What you will do — Extract all lines containing "title".

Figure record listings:
========

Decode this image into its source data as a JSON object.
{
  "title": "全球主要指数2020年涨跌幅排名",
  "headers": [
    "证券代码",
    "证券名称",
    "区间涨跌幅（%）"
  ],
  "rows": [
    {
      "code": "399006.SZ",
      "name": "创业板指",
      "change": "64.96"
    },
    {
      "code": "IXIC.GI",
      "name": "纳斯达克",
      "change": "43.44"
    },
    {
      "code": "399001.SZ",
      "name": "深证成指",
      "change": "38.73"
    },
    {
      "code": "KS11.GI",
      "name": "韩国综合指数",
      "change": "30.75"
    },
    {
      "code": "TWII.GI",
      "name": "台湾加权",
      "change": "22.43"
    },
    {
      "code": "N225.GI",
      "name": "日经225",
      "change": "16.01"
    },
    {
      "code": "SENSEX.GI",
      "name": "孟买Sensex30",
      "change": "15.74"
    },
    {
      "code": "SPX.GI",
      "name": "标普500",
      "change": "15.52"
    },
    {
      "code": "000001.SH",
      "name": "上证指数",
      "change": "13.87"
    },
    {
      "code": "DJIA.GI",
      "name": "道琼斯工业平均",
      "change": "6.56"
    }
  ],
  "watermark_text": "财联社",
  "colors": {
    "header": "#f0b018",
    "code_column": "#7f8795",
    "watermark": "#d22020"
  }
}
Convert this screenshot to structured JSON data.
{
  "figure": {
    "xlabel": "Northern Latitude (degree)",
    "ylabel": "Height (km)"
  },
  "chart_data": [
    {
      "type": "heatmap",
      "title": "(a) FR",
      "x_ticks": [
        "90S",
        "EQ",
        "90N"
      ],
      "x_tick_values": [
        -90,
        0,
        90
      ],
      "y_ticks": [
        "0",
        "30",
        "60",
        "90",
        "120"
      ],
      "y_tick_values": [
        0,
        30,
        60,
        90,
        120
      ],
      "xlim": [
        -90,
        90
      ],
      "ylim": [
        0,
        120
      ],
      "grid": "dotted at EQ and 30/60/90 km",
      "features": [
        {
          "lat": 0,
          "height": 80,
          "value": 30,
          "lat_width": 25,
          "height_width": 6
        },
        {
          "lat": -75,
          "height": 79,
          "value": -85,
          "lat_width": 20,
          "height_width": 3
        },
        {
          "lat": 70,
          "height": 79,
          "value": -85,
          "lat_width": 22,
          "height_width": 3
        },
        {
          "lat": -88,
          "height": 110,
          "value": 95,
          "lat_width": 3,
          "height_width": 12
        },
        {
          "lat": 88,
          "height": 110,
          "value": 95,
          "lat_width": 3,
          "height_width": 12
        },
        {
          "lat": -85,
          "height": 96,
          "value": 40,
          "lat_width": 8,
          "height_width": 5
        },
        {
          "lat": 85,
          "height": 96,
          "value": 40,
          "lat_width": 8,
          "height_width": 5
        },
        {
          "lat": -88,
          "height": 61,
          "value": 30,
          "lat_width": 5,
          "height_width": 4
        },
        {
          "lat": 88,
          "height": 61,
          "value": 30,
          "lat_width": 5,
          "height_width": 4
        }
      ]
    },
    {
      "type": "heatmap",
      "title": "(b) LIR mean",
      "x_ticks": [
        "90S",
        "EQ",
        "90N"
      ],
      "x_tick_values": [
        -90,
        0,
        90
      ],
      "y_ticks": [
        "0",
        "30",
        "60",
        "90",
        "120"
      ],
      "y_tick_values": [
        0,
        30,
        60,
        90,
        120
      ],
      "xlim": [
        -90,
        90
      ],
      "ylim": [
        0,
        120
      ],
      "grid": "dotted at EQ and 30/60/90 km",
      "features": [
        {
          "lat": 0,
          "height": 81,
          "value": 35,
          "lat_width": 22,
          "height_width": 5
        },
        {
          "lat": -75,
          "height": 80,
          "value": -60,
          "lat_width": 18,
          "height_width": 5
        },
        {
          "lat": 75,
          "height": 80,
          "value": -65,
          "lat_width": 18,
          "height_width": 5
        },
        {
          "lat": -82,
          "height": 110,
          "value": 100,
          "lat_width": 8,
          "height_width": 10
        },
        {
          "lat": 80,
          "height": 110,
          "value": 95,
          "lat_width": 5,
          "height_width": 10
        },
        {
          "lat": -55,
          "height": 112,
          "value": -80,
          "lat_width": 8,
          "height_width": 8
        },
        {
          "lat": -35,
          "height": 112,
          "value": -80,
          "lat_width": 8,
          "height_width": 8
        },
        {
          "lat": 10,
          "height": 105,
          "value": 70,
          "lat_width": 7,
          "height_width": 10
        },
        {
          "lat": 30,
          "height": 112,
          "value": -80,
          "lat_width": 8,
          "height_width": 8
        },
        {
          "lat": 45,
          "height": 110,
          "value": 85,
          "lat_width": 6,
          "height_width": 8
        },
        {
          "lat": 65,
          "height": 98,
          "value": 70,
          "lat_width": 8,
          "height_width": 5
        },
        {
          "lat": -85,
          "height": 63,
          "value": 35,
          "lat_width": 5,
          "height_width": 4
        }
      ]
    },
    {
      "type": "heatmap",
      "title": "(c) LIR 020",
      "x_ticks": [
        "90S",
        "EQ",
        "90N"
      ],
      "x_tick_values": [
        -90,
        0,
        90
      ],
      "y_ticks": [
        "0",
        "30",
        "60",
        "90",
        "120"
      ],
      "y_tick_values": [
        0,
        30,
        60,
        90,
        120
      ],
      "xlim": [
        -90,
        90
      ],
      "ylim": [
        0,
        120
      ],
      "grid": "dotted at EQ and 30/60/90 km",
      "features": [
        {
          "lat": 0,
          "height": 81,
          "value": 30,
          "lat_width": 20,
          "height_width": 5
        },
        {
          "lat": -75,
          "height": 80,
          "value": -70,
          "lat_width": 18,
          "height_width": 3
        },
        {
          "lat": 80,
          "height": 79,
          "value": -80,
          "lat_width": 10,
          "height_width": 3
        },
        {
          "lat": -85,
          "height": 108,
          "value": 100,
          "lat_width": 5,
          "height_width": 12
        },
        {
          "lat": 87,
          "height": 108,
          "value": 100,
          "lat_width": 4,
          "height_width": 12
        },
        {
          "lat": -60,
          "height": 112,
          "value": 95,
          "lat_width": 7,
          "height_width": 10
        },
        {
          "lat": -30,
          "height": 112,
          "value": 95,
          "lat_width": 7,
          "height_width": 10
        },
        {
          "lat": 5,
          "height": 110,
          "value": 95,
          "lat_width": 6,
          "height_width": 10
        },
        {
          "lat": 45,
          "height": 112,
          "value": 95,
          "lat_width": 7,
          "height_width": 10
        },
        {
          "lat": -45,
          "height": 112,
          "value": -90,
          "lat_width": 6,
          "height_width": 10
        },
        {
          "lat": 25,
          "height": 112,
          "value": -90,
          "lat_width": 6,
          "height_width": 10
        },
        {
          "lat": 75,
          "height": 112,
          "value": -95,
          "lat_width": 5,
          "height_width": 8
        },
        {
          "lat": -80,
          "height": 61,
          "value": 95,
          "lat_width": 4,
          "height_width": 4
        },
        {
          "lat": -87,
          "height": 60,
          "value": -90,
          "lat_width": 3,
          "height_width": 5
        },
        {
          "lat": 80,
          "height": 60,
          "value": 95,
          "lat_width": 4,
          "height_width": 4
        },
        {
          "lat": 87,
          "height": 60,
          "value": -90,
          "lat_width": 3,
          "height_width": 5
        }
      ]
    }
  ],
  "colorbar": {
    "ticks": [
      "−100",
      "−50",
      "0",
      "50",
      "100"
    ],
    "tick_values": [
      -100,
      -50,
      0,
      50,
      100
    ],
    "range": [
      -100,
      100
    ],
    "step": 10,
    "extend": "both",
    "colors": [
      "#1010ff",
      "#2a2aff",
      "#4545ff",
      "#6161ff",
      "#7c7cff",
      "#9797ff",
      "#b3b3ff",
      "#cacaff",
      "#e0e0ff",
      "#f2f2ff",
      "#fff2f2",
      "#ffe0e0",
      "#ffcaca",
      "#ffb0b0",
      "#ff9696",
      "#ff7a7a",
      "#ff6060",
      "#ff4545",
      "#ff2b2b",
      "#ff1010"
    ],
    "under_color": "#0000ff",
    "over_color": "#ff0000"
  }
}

========

Answer below —
  "title": "全球主要指数2020年涨跌幅排名",
      "title": "(a) FR",
      "title": "(b) LIR mean",
      "title": "(c) LIR 020",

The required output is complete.